(Records)
## start

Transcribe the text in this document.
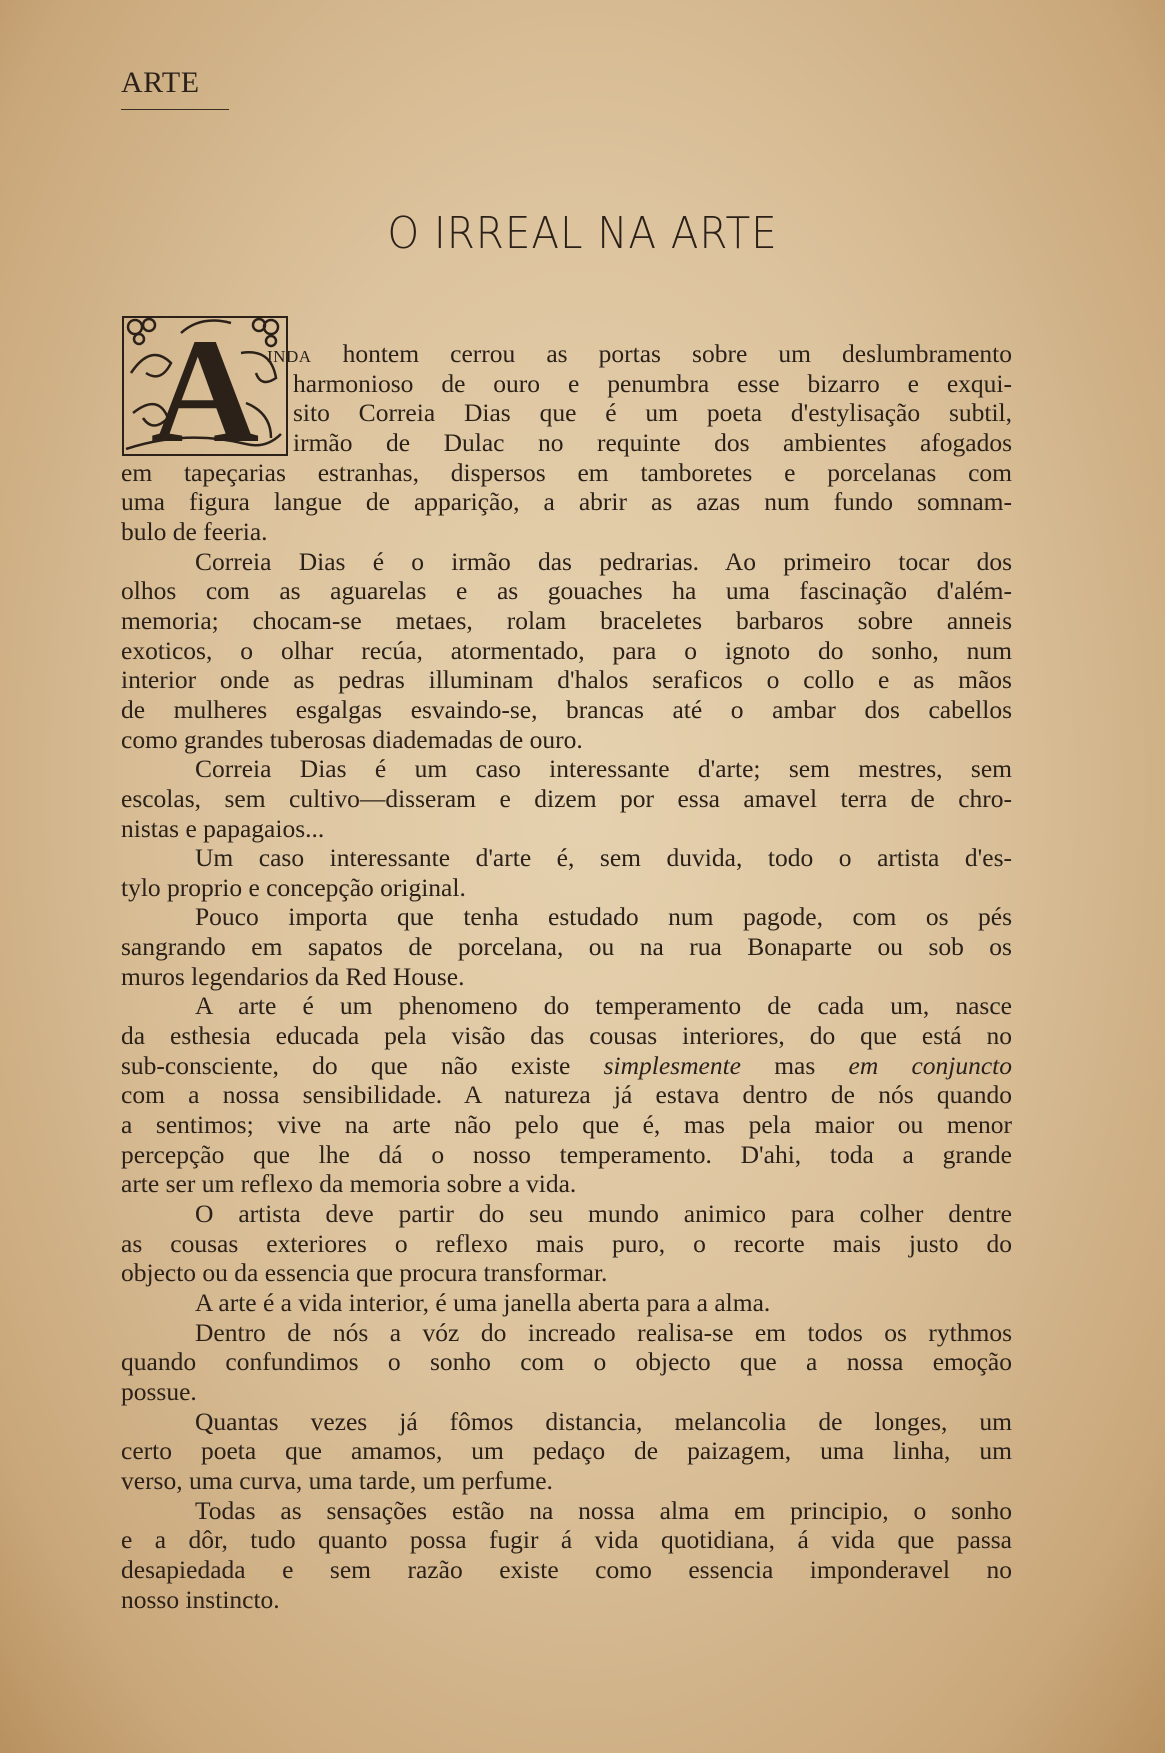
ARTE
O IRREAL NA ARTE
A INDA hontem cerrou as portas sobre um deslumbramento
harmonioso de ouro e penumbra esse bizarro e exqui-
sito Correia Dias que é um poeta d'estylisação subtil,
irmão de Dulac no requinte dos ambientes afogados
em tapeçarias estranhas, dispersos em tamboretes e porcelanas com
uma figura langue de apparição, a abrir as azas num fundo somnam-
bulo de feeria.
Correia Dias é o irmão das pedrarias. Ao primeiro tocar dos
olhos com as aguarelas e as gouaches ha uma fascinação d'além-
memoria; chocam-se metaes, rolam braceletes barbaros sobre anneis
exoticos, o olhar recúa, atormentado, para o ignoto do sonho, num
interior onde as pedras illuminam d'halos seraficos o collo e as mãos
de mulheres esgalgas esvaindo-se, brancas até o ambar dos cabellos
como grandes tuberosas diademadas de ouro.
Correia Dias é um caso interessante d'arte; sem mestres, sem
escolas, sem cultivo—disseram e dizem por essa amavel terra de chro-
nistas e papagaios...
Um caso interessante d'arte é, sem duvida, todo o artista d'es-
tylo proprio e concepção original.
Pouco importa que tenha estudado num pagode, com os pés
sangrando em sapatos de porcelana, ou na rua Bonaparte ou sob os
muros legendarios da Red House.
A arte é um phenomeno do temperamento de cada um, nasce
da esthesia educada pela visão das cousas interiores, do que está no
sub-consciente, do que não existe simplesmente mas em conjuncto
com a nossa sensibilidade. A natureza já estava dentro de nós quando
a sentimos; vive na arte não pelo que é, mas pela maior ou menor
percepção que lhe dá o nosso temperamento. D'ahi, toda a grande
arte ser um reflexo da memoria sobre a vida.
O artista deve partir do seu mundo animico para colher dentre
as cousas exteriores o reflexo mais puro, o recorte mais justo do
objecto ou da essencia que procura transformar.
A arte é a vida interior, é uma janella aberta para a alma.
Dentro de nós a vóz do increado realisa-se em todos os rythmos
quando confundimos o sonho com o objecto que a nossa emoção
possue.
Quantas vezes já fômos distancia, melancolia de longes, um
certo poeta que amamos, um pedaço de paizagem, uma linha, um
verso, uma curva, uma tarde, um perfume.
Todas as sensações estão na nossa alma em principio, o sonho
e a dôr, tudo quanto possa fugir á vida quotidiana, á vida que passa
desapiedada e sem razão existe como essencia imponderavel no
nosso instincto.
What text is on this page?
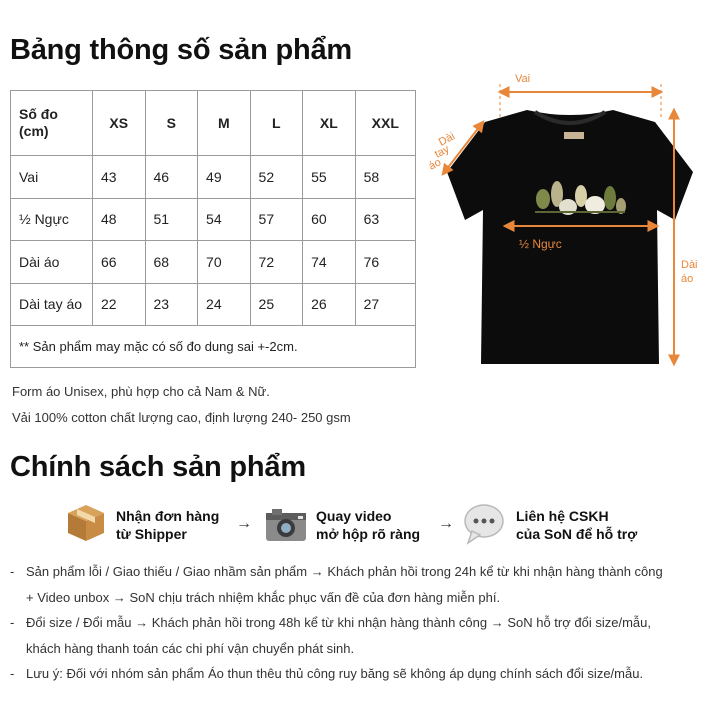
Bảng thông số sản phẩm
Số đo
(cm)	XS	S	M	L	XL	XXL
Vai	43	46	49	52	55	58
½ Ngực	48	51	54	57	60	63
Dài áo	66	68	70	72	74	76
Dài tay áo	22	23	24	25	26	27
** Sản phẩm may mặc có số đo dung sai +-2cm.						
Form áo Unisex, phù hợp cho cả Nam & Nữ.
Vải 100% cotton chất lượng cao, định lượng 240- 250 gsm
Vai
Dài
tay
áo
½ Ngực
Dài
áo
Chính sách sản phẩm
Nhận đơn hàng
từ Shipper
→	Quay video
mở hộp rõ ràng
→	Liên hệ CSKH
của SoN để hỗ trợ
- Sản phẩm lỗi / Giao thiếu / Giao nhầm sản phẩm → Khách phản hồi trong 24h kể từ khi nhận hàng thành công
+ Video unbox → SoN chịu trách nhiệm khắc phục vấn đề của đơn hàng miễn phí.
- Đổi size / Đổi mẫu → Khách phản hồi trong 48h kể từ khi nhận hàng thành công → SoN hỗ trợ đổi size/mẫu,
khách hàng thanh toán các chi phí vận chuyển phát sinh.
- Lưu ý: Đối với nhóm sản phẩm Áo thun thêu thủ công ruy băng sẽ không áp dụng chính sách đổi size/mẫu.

## end
## start

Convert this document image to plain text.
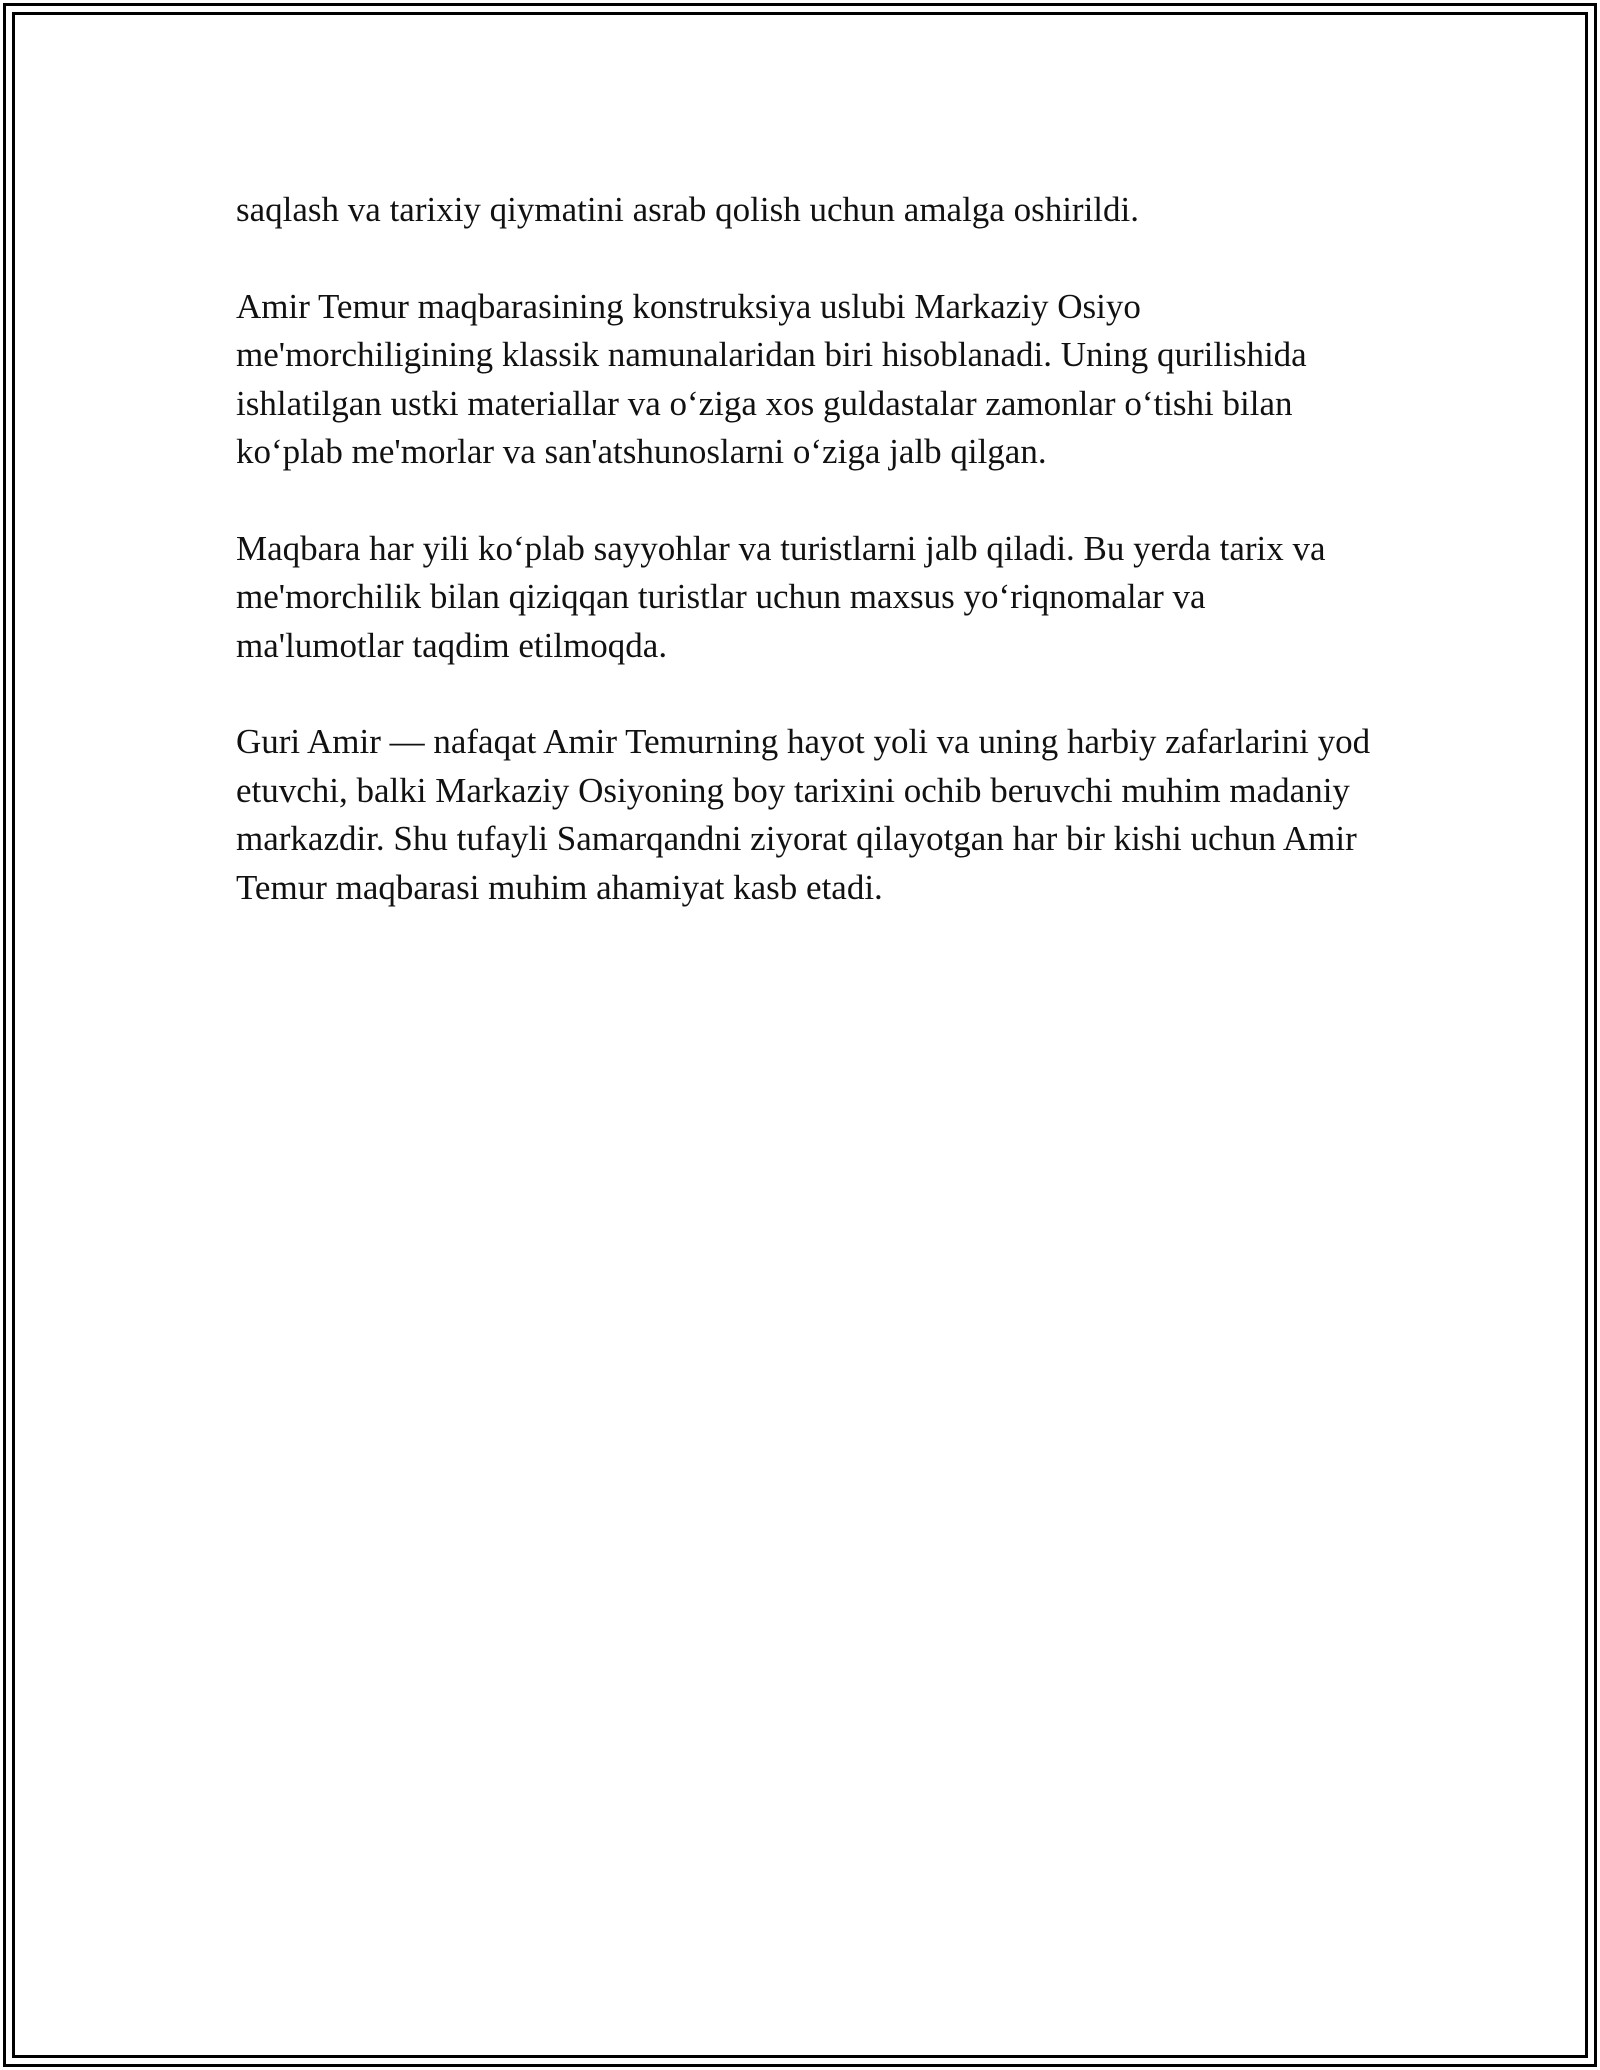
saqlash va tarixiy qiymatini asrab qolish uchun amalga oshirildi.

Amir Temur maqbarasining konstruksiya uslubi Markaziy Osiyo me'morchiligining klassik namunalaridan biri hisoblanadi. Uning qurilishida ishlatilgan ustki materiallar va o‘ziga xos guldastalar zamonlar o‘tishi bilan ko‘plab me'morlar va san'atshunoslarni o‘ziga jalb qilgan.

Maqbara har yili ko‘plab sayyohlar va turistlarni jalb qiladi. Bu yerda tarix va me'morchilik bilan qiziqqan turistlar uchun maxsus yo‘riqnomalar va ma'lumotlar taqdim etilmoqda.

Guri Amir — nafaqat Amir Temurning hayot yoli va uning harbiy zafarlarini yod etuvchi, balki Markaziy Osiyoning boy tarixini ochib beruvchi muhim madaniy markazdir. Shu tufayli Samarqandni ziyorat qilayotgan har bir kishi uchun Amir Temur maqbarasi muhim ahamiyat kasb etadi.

## end

- [What you will do] Look for the word "objecto" and return every line where it occurs.

- [Final result]
objecto ou da essencia que procura transformar.
quando confundimos o sonho com o objecto que a nossa emoção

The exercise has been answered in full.